▸ **Description of the task**
Identify each line below that contains the word "JSON", and copy it out.

▸ **Records provided**
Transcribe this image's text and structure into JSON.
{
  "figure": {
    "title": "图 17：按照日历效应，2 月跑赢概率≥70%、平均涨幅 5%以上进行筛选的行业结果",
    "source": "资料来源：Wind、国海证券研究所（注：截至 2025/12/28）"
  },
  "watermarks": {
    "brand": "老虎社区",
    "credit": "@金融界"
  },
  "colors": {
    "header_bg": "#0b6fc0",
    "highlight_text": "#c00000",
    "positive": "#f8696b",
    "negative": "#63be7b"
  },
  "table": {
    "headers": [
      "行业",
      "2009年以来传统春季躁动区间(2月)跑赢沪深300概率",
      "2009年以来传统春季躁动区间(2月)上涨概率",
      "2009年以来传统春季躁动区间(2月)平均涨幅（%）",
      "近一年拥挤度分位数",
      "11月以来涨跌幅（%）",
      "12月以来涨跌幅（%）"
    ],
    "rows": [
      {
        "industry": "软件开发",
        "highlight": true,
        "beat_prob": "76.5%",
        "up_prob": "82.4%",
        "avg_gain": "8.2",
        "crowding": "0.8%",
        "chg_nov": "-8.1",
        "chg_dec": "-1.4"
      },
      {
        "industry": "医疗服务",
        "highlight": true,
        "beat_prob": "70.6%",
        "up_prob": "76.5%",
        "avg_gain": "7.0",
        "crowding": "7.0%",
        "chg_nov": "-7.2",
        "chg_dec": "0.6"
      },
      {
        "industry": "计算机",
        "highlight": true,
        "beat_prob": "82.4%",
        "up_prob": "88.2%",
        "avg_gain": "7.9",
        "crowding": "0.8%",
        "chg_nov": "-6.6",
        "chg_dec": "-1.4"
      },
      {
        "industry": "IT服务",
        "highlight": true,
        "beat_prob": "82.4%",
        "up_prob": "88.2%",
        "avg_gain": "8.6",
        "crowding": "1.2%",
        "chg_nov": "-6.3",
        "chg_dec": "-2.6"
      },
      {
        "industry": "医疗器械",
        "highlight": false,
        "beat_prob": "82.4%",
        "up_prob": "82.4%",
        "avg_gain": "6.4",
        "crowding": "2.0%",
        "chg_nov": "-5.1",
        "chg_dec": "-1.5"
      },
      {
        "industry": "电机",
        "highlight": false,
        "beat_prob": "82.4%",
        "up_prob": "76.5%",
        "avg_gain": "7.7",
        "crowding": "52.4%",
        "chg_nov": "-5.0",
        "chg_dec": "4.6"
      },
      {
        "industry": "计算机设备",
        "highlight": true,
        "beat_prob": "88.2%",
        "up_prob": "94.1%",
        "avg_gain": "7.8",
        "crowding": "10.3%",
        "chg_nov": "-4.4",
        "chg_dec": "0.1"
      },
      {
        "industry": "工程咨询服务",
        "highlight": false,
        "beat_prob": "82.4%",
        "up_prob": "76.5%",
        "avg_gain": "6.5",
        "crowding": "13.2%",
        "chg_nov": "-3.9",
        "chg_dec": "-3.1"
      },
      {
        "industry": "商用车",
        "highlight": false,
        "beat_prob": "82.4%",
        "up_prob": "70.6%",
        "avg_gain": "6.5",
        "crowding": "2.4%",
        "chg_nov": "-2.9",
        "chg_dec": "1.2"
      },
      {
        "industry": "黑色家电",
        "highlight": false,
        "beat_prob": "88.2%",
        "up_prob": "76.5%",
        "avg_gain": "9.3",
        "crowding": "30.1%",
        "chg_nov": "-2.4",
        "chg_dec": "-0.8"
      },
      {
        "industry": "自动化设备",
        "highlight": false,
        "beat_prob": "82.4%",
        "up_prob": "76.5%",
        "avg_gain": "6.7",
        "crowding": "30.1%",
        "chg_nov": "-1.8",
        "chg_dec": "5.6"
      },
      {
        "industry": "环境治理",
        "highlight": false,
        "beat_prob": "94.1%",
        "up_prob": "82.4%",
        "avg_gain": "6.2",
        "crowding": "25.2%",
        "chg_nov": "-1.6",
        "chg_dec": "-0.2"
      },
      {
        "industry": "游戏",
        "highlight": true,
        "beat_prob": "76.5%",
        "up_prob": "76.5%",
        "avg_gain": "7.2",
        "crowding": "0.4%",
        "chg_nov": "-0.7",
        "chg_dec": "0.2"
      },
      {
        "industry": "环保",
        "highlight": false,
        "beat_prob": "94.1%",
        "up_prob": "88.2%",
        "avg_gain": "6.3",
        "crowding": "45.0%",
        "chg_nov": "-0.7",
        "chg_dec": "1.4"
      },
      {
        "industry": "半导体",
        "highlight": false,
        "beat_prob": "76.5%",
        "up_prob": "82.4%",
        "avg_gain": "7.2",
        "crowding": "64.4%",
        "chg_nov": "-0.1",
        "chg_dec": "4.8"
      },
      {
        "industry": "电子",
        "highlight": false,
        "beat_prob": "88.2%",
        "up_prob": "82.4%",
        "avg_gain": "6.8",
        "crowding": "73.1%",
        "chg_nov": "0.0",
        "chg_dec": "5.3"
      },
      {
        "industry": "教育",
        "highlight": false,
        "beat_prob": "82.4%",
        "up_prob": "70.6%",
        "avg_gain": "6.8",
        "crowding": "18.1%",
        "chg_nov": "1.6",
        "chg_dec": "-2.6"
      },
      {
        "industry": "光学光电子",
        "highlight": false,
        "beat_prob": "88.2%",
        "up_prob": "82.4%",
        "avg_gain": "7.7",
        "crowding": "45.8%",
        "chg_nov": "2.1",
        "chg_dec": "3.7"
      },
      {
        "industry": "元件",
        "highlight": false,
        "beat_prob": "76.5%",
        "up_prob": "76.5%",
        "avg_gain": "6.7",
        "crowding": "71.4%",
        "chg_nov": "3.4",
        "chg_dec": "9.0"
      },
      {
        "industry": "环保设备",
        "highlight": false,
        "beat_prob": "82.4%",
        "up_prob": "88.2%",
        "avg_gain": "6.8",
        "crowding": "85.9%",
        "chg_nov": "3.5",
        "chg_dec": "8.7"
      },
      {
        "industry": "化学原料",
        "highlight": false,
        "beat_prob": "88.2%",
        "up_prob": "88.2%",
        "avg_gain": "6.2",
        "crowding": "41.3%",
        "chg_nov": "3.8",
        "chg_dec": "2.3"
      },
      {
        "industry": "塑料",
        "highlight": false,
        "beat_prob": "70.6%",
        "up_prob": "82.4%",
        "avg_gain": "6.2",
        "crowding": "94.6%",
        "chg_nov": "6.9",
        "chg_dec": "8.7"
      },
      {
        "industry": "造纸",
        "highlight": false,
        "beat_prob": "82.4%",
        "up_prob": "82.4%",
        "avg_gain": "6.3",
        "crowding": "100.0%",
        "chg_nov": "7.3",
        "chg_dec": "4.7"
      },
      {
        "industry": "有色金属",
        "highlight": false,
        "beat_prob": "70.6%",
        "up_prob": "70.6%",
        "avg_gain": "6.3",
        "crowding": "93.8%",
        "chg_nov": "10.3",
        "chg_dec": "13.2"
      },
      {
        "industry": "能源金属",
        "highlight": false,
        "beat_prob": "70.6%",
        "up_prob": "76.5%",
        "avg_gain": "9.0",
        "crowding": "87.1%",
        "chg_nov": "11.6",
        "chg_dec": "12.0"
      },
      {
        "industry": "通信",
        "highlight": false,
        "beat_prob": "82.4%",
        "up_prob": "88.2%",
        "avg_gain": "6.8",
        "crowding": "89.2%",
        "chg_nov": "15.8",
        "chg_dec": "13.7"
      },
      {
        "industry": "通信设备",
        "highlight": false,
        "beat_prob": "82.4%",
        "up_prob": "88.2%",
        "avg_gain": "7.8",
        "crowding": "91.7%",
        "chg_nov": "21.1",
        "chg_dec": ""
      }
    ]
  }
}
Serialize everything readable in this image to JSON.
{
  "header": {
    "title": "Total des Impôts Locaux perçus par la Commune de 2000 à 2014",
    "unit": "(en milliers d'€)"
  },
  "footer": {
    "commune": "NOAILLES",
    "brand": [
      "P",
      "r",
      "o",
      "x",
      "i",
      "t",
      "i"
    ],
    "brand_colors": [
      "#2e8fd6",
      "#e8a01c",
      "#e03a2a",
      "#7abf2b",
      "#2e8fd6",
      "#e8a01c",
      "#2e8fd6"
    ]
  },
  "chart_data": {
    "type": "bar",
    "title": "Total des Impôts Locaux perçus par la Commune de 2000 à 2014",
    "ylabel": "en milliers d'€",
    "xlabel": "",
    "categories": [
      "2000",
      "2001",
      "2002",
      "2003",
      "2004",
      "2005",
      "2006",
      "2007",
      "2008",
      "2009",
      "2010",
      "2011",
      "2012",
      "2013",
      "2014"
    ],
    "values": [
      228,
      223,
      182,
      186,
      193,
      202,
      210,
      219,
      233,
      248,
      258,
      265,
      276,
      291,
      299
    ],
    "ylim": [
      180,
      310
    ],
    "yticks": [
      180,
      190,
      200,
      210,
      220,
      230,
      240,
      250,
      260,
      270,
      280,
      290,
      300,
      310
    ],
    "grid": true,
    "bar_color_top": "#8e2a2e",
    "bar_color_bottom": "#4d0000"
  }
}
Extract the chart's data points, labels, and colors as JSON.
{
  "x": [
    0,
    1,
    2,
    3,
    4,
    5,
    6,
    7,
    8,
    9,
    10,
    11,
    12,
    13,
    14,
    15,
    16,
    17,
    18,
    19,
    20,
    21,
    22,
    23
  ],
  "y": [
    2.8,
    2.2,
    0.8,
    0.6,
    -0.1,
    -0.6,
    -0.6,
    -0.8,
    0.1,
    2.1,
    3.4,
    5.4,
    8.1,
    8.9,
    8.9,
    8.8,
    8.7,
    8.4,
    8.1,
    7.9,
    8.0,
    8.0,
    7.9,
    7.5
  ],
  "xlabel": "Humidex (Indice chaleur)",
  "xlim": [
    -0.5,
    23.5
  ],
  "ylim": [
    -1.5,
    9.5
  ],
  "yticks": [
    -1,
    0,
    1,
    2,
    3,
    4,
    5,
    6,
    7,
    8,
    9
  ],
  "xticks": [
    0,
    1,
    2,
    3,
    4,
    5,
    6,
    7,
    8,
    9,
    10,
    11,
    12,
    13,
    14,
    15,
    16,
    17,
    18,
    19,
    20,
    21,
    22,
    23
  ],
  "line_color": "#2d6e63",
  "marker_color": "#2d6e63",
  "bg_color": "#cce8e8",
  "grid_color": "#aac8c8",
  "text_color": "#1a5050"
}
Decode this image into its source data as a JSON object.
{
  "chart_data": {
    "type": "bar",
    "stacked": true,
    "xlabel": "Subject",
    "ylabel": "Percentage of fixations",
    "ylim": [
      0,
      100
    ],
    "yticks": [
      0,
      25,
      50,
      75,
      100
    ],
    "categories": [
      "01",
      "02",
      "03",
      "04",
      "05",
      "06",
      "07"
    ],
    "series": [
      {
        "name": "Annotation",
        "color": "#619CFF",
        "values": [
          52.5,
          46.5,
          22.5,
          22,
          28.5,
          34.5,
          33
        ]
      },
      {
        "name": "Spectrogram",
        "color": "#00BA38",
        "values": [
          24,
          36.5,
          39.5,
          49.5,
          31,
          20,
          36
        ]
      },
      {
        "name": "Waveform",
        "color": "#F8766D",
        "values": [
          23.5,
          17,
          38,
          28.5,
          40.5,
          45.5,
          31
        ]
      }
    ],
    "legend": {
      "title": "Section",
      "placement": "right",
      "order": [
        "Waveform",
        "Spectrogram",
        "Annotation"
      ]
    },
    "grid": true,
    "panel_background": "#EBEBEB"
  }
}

▸ **Output below**
Transcribe this image's text and structure into JSON.
Serialize everything readable in this image to JSON.
Extract the chart's data points, labels, and colors as JSON.
Decode this image into its source data as a JSON object.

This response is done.